*** DATA FOR PROCESSING
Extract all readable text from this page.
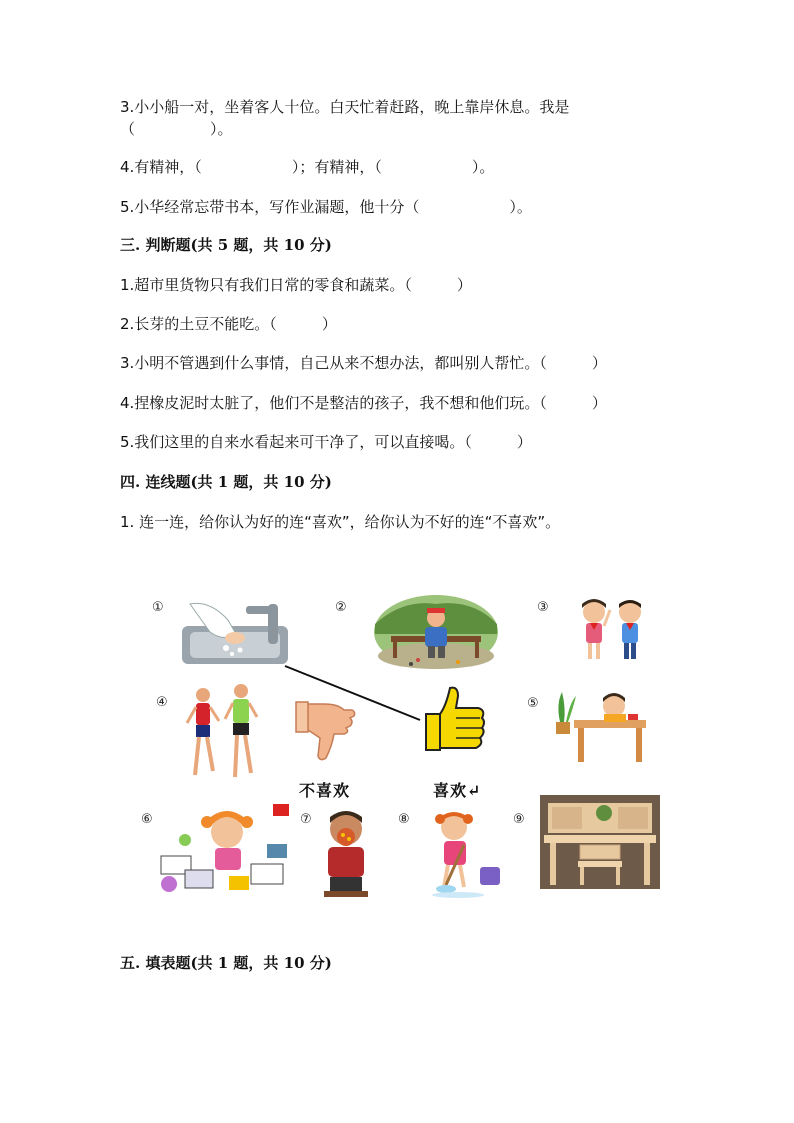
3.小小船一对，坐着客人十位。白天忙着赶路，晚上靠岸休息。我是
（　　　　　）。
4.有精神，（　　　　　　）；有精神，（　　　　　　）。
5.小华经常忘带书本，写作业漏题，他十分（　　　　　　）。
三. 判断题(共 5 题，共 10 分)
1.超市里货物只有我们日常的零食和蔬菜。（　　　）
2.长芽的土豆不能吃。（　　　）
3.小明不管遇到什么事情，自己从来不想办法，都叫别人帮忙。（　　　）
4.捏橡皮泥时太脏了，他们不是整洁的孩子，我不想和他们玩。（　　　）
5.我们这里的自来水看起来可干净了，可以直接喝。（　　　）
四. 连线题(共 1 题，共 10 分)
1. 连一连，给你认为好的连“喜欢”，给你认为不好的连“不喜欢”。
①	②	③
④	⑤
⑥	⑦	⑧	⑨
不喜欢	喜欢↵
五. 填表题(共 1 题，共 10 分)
******
*** DATA FOR PROCESSING
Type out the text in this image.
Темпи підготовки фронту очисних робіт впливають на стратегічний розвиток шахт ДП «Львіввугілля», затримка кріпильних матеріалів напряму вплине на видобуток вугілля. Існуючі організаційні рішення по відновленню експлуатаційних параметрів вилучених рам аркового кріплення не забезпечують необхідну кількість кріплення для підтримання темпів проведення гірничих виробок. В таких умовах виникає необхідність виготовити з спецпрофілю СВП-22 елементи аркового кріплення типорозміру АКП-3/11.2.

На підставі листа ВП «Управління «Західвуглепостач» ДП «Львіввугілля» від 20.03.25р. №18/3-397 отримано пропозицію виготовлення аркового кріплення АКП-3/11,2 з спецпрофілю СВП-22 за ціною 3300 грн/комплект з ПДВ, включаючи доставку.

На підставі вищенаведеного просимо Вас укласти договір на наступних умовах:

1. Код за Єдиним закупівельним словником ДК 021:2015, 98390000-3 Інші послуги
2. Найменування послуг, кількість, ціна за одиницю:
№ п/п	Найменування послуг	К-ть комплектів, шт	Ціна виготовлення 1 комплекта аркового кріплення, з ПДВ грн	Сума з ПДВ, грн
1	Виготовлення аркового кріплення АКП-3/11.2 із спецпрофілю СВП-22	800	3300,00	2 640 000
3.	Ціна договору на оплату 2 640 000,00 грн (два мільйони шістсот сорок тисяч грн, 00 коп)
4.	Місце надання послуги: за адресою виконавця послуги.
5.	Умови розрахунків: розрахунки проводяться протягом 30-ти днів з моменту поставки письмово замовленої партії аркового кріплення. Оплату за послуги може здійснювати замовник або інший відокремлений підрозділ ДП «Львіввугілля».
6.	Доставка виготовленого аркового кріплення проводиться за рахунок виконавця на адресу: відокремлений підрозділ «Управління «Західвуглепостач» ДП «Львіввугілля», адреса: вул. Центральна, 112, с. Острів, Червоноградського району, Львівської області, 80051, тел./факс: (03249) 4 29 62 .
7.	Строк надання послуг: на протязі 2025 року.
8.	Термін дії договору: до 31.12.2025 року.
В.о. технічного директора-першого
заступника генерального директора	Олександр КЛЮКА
******
_GOAL OF THE EXERCISE_.
Pull out all lines containing the word "підставі" from the entries above.

_RESPONSE BELOW_.
На підставі листа ВП «Управління «Західвуглепостач» ДП «Львіввугілля» від 20.03.25р. №18/3-397 отримано пропозицію виготовлення аркового кріплення АКП-3/11,2 з спецпрофілю СВП-22 за ціною 3300 грн/комплект з ПДВ, включаючи доставку.
На підставі вищенаведеного просимо Вас укласти договір на наступних умовах:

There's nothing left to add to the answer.